[Figure contents as structured data]
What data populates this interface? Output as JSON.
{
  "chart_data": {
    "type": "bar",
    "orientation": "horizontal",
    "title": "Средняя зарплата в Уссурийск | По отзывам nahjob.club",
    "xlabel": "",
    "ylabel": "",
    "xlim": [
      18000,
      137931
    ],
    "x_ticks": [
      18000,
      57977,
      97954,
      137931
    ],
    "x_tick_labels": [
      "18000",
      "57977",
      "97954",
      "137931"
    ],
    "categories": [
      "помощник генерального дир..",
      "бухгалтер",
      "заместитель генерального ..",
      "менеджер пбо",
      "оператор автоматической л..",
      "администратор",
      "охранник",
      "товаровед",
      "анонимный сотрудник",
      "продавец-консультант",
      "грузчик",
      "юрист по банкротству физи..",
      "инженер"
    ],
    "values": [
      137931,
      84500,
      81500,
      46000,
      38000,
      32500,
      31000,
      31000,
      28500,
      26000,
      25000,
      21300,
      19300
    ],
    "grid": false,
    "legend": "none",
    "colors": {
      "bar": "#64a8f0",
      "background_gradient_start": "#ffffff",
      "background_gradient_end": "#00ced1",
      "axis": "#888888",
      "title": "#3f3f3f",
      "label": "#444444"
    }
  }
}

## Your task
Could you transcribe the records in full, exactly?

## Right answer
What data populates this interface? Output as JSON.
{
  "chart_data": {
    "type": "bar",
    "orientation": "horizontal",
    "title": "Средняя зарплата в Уссурийск | По отзывам nahjob.club",
    "xlabel": "",
    "ylabel": "",
    "xlim": [
      18000,
      137931
    ],
    "x_ticks": [
      18000,
      57977,
      97954,
      137931
    ],
    "x_tick_labels": [
      "18000",
      "57977",
      "97954",
      "137931"
    ],
    "categories": [
      "помощник генерального дир..",
      "бухгалтер",
      "заместитель генерального ..",
      "менеджер пбо",
      "оператор автоматической л..",
      "администратор",
      "охранник",
      "товаровед",
      "анонимный сотрудник",
      "продавец-консультант",
      "грузчик",
      "юрист по банкротству физи..",
      "инженер"
    ],
    "values": [
      137931,
      84500,
      81500,
      46000,
      38000,
      32500,
      31000,
      31000,
      28500,
      26000,
      25000,
      21300,
      19300
    ],
    "grid": false,
    "legend": "none",
    "colors": {
      "bar": "#64a8f0",
      "background_gradient_start": "#ffffff",
      "background_gradient_end": "#00ced1",
      "axis": "#888888",
      "title": "#3f3f3f",
      "label": "#444444"
    }
  }
}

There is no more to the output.